Stated task: Write out the material again word for word, dropping any images it holds.

Recorded data:

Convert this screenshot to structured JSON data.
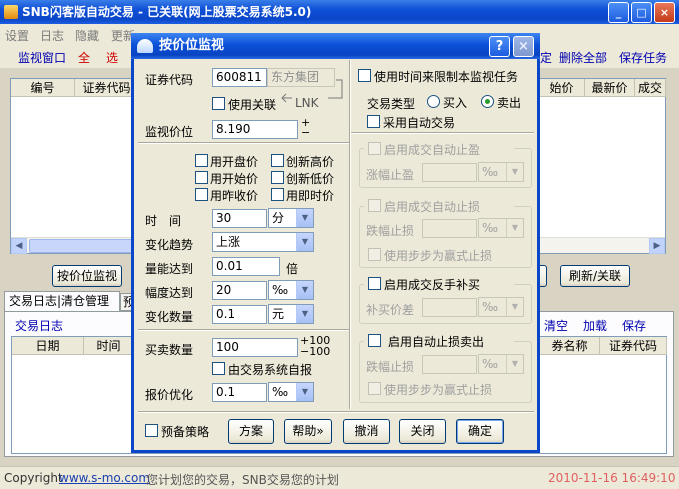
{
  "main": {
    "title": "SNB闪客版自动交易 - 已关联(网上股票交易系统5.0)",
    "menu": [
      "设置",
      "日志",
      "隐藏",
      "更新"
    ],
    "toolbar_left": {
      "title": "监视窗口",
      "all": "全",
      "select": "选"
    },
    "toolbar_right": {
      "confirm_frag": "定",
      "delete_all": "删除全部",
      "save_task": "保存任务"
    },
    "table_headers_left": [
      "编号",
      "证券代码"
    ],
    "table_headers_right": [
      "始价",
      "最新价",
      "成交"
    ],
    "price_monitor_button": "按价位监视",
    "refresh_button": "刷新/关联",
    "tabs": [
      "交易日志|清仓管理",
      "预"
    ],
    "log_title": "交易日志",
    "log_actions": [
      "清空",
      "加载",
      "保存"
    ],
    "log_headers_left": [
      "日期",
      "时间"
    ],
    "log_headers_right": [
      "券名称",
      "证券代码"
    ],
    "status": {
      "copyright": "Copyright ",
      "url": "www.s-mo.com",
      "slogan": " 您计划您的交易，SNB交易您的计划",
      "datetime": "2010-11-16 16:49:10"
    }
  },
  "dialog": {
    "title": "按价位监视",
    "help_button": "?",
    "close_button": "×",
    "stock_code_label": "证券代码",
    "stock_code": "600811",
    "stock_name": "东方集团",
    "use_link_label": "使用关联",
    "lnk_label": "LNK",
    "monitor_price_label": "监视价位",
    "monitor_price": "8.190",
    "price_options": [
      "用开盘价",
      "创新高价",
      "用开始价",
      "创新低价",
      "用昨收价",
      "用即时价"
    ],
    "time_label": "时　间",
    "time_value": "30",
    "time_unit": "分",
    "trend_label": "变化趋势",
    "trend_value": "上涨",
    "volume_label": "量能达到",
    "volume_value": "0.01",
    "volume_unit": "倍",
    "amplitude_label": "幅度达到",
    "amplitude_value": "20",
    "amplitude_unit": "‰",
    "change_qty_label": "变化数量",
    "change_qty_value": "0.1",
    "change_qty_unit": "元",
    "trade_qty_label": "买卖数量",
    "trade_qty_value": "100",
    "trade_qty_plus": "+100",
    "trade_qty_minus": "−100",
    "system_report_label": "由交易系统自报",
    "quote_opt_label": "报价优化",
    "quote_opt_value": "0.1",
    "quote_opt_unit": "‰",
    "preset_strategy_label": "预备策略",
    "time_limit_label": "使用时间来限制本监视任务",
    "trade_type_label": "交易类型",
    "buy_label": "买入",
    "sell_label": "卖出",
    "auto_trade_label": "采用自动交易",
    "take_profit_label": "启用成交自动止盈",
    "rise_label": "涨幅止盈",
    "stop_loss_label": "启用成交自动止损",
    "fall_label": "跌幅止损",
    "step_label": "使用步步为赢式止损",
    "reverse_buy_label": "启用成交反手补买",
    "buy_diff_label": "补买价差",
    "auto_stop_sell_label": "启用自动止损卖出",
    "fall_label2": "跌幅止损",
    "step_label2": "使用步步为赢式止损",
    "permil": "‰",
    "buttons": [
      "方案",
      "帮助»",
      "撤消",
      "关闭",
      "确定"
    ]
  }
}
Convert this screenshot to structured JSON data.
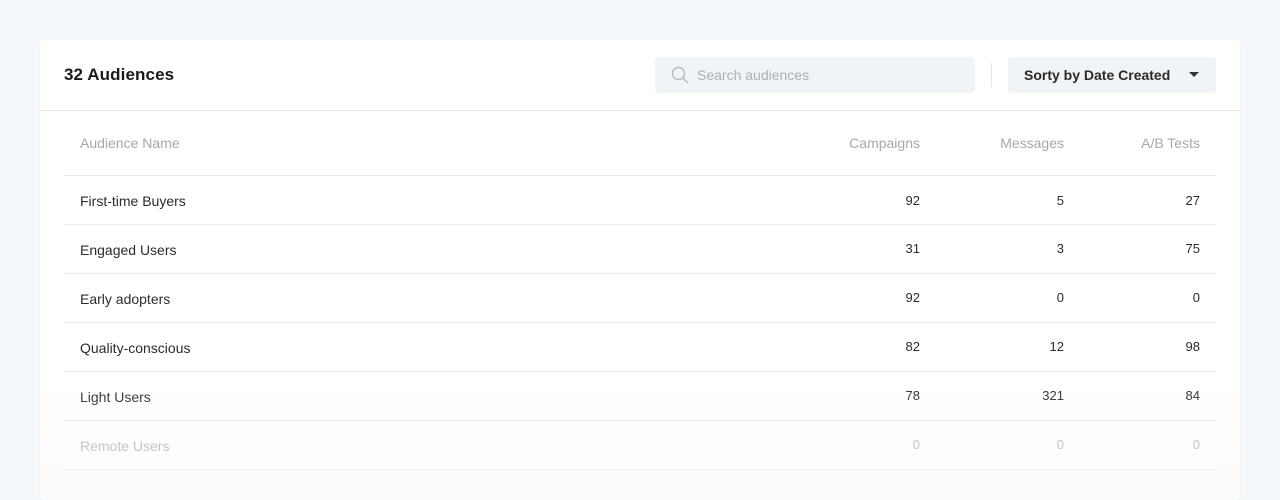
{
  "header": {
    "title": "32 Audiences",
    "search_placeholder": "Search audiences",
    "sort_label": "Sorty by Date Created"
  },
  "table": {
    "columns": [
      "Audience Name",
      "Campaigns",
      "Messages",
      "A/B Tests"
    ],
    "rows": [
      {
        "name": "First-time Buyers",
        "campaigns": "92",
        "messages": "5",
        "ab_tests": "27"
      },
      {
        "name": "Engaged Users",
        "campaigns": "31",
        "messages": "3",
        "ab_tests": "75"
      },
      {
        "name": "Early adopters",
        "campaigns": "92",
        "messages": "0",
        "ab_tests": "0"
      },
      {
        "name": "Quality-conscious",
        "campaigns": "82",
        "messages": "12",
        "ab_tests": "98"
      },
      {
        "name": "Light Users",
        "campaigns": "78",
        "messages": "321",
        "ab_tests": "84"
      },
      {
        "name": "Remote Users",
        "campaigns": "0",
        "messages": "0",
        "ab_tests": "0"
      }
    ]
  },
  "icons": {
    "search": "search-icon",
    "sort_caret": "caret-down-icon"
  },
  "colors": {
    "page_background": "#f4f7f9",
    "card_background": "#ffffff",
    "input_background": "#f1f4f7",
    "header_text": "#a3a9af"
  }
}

Solution:
Convert this screenshot to structured JSON data.
{
  "main": {
    "title": "SNB闪客版自动交易 - 已关联(网上股票交易系统5.0)",
    "menu": [
      "设置",
      "日志",
      "隐藏",
      "更新"
    ],
    "toolbar_left": {
      "title": "监视窗口",
      "all": "全",
      "select": "选"
    },
    "toolbar_right": {
      "confirm_frag": "定",
      "delete_all": "删除全部",
      "save_task": "保存任务"
    },
    "table_headers_left": [
      "编号",
      "证券代码"
    ],
    "table_headers_right": [
      "始价",
      "最新价",
      "成交"
    ],
    "price_monitor_button": "按价位监视",
    "refresh_button": "刷新/关联",
    "tabs": [
      "交易日志|清仓管理",
      "预"
    ],
    "log_title": "交易日志",
    "log_actions": [
      "清空",
      "加载",
      "保存"
    ],
    "log_headers_left": [
      "日期",
      "时间"
    ],
    "log_headers_right": [
      "券名称",
      "证券代码"
    ],
    "status": {
      "copyright": "Copyright ",
      "url": "www.s-mo.com",
      "slogan": " 您计划您的交易，SNB交易您的计划",
      "datetime": "2010-11-16 16:49:10"
    }
  },
  "dialog": {
    "title": "按价位监视",
    "help_button": "?",
    "close_button": "×",
    "stock_code_label": "证券代码",
    "stock_code": "600811",
    "stock_name": "东方集团",
    "use_link_label": "使用关联",
    "lnk_label": "LNK",
    "monitor_price_label": "监视价位",
    "monitor_price": "8.190",
    "price_options": [
      "用开盘价",
      "创新高价",
      "用开始价",
      "创新低价",
      "用昨收价",
      "用即时价"
    ],
    "time_label": "时　间",
    "time_value": "30",
    "time_unit": "分",
    "trend_label": "变化趋势",
    "trend_value": "上涨",
    "volume_label": "量能达到",
    "volume_value": "0.01",
    "volume_unit": "倍",
    "amplitude_label": "幅度达到",
    "amplitude_value": "20",
    "amplitude_unit": "‰",
    "change_qty_label": "变化数量",
    "change_qty_value": "0.1",
    "change_qty_unit": "元",
    "trade_qty_label": "买卖数量",
    "trade_qty_value": "100",
    "trade_qty_plus": "+100",
    "trade_qty_minus": "−100",
    "system_report_label": "由交易系统自报",
    "quote_opt_label": "报价优化",
    "quote_opt_value": "0.1",
    "quote_opt_unit": "‰",
    "preset_strategy_label": "预备策略",
    "time_limit_label": "使用时间来限制本监视任务",
    "trade_type_label": "交易类型",
    "buy_label": "买入",
    "sell_label": "卖出",
    "auto_trade_label": "采用自动交易",
    "take_profit_label": "启用成交自动止盈",
    "rise_label": "涨幅止盈",
    "stop_loss_label": "启用成交自动止损",
    "fall_label": "跌幅止损",
    "step_label": "使用步步为赢式止损",
    "reverse_buy_label": "启用成交反手补买",
    "buy_diff_label": "补买价差",
    "auto_stop_sell_label": "启用自动止损卖出",
    "fall_label2": "跌幅止损",
    "step_label2": "使用步步为赢式止损",
    "permil": "‰",
    "buttons": [
      "方案",
      "帮助»",
      "撤消",
      "关闭",
      "确定"
    ]
  }
}
Convert this screenshot to structured JSON data.
{
  "header": {
    "title": "32 Audiences",
    "search_placeholder": "Search audiences",
    "sort_label": "Sorty by Date Created"
  },
  "table": {
    "columns": [
      "Audience Name",
      "Campaigns",
      "Messages",
      "A/B Tests"
    ],
    "rows": [
      {
        "name": "First-time Buyers",
        "campaigns": "92",
        "messages": "5",
        "ab_tests": "27"
      },
      {
        "name": "Engaged Users",
        "campaigns": "31",
        "messages": "3",
        "ab_tests": "75"
      },
      {
        "name": "Early adopters",
        "campaigns": "92",
        "messages": "0",
        "ab_tests": "0"
      },
      {
        "name": "Quality-conscious",
        "campaigns": "82",
        "messages": "12",
        "ab_tests": "98"
      },
      {
        "name": "Light Users",
        "campaigns": "78",
        "messages": "321",
        "ab_tests": "84"
      },
      {
        "name": "Remote Users",
        "campaigns": "0",
        "messages": "0",
        "ab_tests": "0"
      }
    ]
  },
  "icons": {
    "search": "search-icon",
    "sort_caret": "caret-down-icon"
  },
  "colors": {
    "page_background": "#f4f7f9",
    "card_background": "#ffffff",
    "input_background": "#f1f4f7",
    "header_text": "#a3a9af"
  }
}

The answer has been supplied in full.